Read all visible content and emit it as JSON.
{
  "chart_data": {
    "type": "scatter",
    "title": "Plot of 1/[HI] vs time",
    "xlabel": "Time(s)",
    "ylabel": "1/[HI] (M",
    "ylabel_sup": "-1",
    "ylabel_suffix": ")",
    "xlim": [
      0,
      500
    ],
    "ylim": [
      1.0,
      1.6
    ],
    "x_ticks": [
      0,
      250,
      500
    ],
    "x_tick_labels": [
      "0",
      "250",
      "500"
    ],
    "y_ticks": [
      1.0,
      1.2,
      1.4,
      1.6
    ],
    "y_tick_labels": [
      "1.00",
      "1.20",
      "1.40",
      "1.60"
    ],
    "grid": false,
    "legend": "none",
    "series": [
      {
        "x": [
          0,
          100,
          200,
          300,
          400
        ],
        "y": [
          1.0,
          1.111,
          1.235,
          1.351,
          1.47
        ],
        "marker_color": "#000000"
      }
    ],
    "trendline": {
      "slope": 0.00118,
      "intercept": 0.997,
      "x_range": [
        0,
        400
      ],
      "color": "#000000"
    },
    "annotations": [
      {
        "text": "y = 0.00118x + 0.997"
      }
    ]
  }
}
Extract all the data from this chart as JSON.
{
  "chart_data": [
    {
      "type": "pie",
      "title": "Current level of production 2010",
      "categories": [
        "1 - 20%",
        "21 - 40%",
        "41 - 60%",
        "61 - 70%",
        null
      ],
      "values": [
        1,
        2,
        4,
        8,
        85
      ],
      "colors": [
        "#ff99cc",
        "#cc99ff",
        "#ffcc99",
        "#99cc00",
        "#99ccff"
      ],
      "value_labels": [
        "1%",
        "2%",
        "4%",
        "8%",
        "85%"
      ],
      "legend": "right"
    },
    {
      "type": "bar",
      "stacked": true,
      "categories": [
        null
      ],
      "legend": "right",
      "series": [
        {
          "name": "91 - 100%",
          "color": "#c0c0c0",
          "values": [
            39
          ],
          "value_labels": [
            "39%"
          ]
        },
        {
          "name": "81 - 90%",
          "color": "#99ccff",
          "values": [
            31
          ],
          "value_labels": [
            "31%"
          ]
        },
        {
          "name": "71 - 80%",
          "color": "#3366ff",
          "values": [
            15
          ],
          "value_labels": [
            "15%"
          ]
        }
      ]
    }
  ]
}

Challenge:
Extract the listing in its entirety, matching it exactly.

Exercise answer:
Read all visible content and emit it as JSON.
{
  "chart_data": {
    "type": "scatter",
    "title": "Plot of 1/[HI] vs time",
    "xlabel": "Time(s)",
    "ylabel": "1/[HI] (M",
    "ylabel_sup": "-1",
    "ylabel_suffix": ")",
    "xlim": [
      0,
      500
    ],
    "ylim": [
      1.0,
      1.6
    ],
    "x_ticks": [
      0,
      250,
      500
    ],
    "x_tick_labels": [
      "0",
      "250",
      "500"
    ],
    "y_ticks": [
      1.0,
      1.2,
      1.4,
      1.6
    ],
    "y_tick_labels": [
      "1.00",
      "1.20",
      "1.40",
      "1.60"
    ],
    "grid": false,
    "legend": "none",
    "series": [
      {
        "x": [
          0,
          100,
          200,
          300,
          400
        ],
        "y": [
          1.0,
          1.111,
          1.235,
          1.351,
          1.47
        ],
        "marker_color": "#000000"
      }
    ],
    "trendline": {
      "slope": 0.00118,
      "intercept": 0.997,
      "x_range": [
        0,
        400
      ],
      "color": "#000000"
    },
    "annotations": [
      {
        "text": "y = 0.00118x + 0.997"
      }
    ]
  }
}
Extract all the data from this chart as JSON.
{
  "chart_data": [
    {
      "type": "pie",
      "title": "Current level of production 2010",
      "categories": [
        "1 - 20%",
        "21 - 40%",
        "41 - 60%",
        "61 - 70%",
        null
      ],
      "values": [
        1,
        2,
        4,
        8,
        85
      ],
      "colors": [
        "#ff99cc",
        "#cc99ff",
        "#ffcc99",
        "#99cc00",
        "#99ccff"
      ],
      "value_labels": [
        "1%",
        "2%",
        "4%",
        "8%",
        "85%"
      ],
      "legend": "right"
    },
    {
      "type": "bar",
      "stacked": true,
      "categories": [
        null
      ],
      "legend": "right",
      "series": [
        {
          "name": "91 - 100%",
          "color": "#c0c0c0",
          "values": [
            39
          ],
          "value_labels": [
            "39%"
          ]
        },
        {
          "name": "81 - 90%",
          "color": "#99ccff",
          "values": [
            31
          ],
          "value_labels": [
            "31%"
          ]
        },
        {
          "name": "71 - 80%",
          "color": "#3366ff",
          "values": [
            15
          ],
          "value_labels": [
            "15%"
          ]
        }
      ]
    }
  ]
}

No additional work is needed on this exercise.